● TASK DIRECTIONS:
Go through each line of the records below and count those with the word "Приобретение". Give only the count.

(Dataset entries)

┄┄┄┄┄┄┄┄┄┄

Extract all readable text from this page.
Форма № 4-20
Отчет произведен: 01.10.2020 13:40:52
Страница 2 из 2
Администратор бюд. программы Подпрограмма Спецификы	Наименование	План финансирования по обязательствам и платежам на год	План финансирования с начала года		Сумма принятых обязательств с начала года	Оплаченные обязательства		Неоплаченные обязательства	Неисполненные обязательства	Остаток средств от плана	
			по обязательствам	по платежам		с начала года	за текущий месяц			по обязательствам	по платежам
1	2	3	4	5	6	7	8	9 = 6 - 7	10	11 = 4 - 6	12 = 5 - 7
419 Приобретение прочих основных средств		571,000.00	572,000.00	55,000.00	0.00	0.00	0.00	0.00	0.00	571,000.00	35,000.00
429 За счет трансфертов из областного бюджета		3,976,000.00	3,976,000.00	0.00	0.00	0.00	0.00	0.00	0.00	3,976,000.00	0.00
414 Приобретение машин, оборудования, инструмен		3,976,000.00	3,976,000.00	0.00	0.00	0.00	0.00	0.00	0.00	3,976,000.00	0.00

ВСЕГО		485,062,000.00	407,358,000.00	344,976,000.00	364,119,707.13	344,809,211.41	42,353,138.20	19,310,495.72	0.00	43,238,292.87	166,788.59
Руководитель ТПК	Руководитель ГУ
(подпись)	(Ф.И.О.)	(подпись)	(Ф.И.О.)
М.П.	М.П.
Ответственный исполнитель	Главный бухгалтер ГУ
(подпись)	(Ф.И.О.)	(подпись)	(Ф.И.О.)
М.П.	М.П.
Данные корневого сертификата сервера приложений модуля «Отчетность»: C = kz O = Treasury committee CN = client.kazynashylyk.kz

┄┄┄┄┄┄┄┄┄┄

● ANSWER BELOW:
2